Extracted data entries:
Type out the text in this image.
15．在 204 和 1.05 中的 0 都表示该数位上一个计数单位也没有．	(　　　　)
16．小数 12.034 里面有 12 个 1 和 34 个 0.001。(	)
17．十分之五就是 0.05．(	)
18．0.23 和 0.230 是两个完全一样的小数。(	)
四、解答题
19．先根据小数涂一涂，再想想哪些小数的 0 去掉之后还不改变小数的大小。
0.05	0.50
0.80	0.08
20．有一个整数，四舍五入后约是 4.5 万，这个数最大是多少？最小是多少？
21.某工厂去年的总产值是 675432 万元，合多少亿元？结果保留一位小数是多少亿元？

## INSTRUCTIONS TO FOLLOW
Go through the entries and repeat each one exactly.

## WORKED ANSWER
Type out the text in this image.
15．在 204 和 1.05 中的 0 都表示该数位上一个计数单位也没有．	(　　　　)
16．小数 12.034 里面有 12 个 1 和 34 个 0.001。(	)
17．十分之五就是 0.05．(	)
18．0.23 和 0.230 是两个完全一样的小数。(	)
四、解答题
19．先根据小数涂一涂，再想想哪些小数的 0 去掉之后还不改变小数的大小。
0.05	0.50
0.80	0.08
20．有一个整数，四舍五入后约是 4.5 万，这个数最大是多少？最小是多少？
21.某工厂去年的总产值是 675432 万元，合多少亿元？结果保留一位小数是多少亿元？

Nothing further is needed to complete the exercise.